| WHAT IS NEEDED |
Locate the word "content" in the data below, then copy every line that holds it.

| INFORMATION SHOWN |
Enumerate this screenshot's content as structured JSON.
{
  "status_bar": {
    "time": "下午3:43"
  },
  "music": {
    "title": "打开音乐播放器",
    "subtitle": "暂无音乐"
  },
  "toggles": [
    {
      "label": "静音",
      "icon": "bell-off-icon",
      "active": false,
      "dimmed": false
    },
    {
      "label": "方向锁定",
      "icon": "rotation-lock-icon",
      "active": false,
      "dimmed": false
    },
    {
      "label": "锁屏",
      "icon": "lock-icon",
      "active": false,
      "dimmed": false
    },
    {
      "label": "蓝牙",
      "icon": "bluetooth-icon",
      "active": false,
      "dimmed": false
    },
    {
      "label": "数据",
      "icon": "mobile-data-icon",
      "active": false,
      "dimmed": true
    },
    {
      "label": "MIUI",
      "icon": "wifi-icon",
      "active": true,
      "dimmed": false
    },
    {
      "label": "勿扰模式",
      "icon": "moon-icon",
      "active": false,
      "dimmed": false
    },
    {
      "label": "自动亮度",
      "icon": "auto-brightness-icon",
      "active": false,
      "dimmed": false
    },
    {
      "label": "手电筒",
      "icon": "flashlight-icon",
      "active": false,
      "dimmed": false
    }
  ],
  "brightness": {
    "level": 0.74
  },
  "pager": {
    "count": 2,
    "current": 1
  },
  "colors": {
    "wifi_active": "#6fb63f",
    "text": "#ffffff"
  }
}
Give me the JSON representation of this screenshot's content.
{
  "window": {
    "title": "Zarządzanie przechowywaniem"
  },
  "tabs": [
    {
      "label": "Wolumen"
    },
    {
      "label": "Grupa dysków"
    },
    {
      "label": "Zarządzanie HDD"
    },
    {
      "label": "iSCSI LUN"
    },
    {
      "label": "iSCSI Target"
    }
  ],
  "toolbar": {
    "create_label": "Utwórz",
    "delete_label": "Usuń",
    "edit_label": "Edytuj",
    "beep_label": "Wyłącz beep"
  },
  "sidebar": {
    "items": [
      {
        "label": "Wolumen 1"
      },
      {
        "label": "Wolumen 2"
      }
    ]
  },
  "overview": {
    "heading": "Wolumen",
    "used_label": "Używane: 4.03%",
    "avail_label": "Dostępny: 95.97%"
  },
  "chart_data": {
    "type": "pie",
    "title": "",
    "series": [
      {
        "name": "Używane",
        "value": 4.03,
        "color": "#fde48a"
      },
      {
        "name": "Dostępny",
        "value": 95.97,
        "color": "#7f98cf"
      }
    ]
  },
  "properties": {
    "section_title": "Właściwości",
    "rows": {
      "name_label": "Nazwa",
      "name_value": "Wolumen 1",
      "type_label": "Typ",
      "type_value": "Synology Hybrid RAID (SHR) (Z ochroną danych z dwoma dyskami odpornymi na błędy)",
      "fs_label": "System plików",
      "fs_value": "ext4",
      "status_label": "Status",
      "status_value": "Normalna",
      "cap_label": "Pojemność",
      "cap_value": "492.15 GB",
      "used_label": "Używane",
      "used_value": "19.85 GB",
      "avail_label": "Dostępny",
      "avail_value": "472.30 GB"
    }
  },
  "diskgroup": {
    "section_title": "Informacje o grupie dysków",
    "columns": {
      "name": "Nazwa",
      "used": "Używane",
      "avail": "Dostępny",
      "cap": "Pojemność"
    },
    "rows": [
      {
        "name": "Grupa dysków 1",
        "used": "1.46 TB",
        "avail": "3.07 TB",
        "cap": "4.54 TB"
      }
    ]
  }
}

| EXPECTED ANSWER |
Enumerate this screenshot's content as structured JSON.
Give me the JSON representation of this screenshot's content.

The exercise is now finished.